## [Tugas 1]
Dalam makalah tentang pernikahan, acara apa yang disebut biasanya menyempurnakan pernikahan?
## [Tugas 2]
Ringkaslah makalah tentang pernikahan dalam dua kalimat.
## [Tugas 3]
Tuliskan lanjutan makalah tentang pernikahan setelah kalimat terakhirnya.

## [Teks Tersedia]
Selasa, 11 Februari 2014

Makalah Perkawinan atau Pernikahan



BAB I
PENDAHULUAN
A.    LATAR BELAKANG
Perkawinan atau pernikahan merupakan pintu gerbang untuk membentuk sebuah keluarga. Pernikahan biasanya disempurnakan dengan acara walimah yang dilaksanakan sebagai wujud rasa syukur kepada Allah SWT dan khayalak ramai’ atas pernikahan tersebut.
Pernikahan dapat menghalalkan hubungan seksual antara keduanya dengan dasar sukarela dan persetujuan bersama demi terwujud nya keluarga yang dirhidoi Allah SWT.
Dengan adanya pernikahan berarti menyelamatkan masyarakat dari maraknya perzinahan, kaum wanita memperoleh sejajaran derajad di masyarakat. Syar islam akan semakin berkembang, menyemarakkan pernikahan memang anjuran oleh syariat islam.

## [Cuplikan Dataset]
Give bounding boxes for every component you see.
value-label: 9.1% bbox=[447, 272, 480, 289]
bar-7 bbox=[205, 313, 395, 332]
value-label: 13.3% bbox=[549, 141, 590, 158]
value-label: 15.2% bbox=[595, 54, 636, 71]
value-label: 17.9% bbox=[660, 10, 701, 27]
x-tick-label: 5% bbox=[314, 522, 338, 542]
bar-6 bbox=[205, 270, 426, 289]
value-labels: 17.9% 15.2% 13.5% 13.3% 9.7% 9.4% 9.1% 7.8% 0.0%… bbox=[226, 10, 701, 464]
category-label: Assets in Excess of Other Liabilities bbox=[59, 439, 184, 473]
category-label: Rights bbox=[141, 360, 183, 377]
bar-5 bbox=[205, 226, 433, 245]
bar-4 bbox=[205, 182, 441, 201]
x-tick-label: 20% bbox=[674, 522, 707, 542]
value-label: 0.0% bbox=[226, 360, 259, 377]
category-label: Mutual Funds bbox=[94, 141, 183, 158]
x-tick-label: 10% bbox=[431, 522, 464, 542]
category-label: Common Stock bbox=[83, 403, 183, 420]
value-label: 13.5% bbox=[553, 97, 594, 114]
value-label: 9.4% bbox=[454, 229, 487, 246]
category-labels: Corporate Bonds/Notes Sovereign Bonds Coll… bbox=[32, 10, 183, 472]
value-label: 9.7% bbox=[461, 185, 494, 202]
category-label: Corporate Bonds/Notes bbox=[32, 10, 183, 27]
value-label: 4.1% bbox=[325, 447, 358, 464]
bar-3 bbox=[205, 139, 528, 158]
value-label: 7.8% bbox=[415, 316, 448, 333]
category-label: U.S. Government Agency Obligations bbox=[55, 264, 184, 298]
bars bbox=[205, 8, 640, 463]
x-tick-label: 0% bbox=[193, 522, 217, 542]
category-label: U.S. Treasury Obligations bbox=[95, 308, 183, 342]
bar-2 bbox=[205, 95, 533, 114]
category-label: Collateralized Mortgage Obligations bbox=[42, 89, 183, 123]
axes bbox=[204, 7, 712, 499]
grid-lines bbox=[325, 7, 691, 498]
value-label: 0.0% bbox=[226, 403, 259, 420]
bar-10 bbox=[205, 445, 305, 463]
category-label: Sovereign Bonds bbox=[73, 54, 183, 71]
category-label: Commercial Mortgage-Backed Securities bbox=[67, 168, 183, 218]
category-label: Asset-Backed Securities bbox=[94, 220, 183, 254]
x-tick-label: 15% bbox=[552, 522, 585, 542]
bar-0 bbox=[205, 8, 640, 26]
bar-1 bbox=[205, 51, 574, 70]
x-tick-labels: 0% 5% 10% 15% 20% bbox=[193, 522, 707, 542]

## [Hasil 1]
Acara walimah.

## [Hasil 2]
Pernikahan disebut sebagai pintu gerbang pembentukan keluarga yang biasanya disempurnakan dengan walimah sebagai wujud syukur kepada Allah SWT, serta menghalalkan hubungan seksual atas dasar sukarela dan persetujuan bersama. Pernikahan juga disebut menyelamatkan masyarakat dari maraknya perzinahan, memberi kaum wanita kesejajaran derajat di masyarakat, dan merupakan anjuran syariat Islam.

## [Hasil 3]
B.     RUMUSAN MASALAH
1.      Apa ketentuan pernikahan
2.      Apa penyebab putusnya pernikahan
3.      Bagaimana ketentuan pernikahan menurut perundang-undangan di Indonesia

C.     TUJUAN
1.      Mengetahui ketentuan pernikahan
2.      Mengatahui penyebab putusnya pernikahan
3.      Mengetahui ketentuan pernikahan menurut perundang-undangan di Indonesia





BAB II
PEMBAHASAN
A.    KETENTUAN PERNIKAHAN
1.      PENGERTIAN NIKAH
             Nikah menurut bahasa berarti menghimpun atau mengumpulkan. Pengertian nikah menutut bahasa berarti adalah suatu ikatan lahir batin antara seorang laki-laki dan perempuan yang bukan muhkrim sebagai suami istri dengan tujuan untuk membina suatu rumah tangga yang bahagia berdasarkan tuntunan Allah SWT.
             Pengertian menikah menurut undang-undang Nomor 1 tahun 1974 tentang perkawinan, perkawinan yaitu ikatan lahir batin antara seorang pria dengan wanita sebagai suami istri dengan tujuan membentuk keluarga (rumah tangga) yang bahagia dan kekal berdasarkan ketuhanan yang maha esa. Ada beberapa ayat AL Qur’an yang berisi berintah menikah sebagai berikut.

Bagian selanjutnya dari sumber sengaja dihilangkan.